◆ **Task statement**
Look through the records below and give the number of lines holding the string "Create", nothing more.

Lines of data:
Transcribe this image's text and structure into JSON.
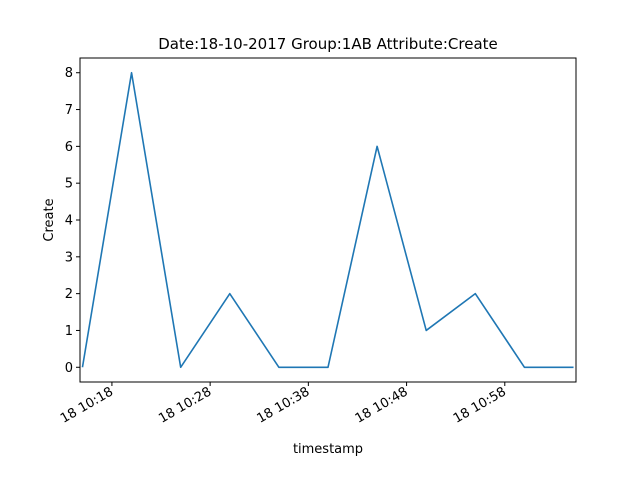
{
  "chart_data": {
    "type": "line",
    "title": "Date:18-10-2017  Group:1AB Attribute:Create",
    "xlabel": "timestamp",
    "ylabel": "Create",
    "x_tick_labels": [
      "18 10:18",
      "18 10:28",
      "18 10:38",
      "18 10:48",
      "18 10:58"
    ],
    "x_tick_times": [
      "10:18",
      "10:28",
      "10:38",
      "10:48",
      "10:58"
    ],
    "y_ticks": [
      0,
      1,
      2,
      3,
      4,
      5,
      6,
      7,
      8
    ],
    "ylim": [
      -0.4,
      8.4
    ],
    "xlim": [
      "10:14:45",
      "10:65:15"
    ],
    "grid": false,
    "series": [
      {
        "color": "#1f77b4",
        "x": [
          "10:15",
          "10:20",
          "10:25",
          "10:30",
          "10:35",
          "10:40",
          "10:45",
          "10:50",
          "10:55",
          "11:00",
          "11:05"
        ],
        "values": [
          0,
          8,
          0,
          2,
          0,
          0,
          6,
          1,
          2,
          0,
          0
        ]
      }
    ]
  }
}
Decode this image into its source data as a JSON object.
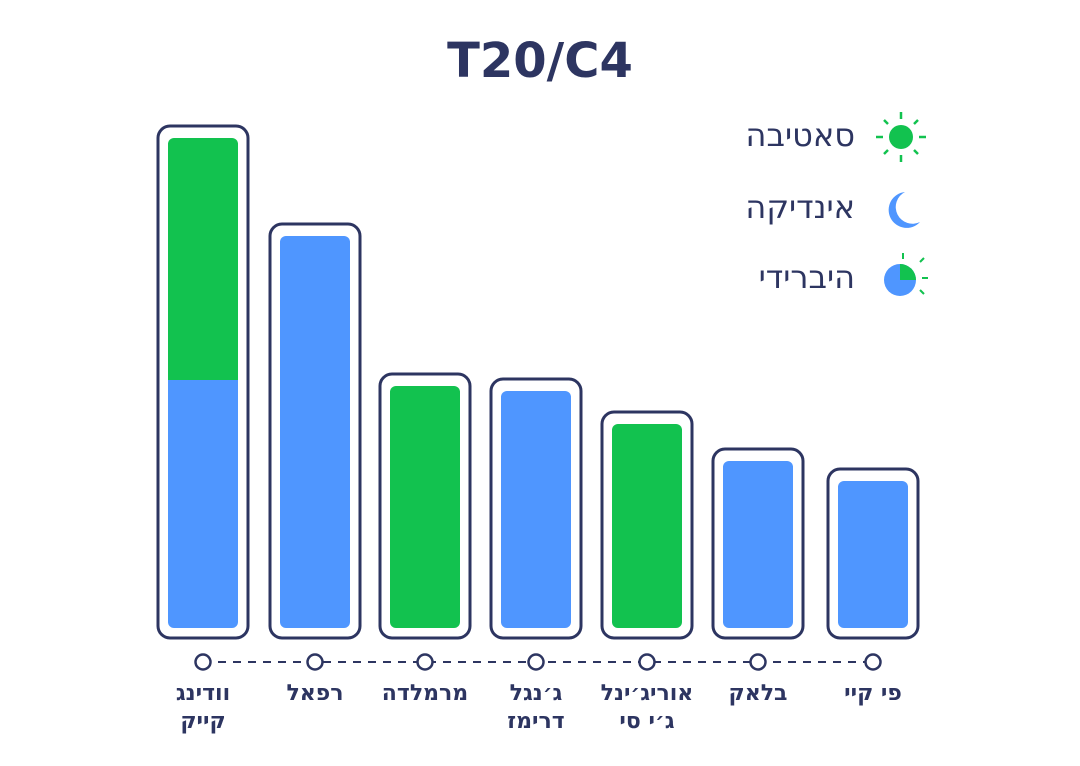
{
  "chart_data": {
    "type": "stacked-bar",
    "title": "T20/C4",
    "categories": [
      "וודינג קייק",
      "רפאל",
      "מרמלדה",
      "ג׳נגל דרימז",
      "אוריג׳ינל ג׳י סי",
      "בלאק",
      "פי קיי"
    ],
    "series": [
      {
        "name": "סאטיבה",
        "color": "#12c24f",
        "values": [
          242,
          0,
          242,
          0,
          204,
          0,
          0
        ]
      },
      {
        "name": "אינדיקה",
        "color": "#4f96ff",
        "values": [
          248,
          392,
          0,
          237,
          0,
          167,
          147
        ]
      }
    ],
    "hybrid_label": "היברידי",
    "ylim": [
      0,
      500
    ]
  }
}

◆ **Right answer**
2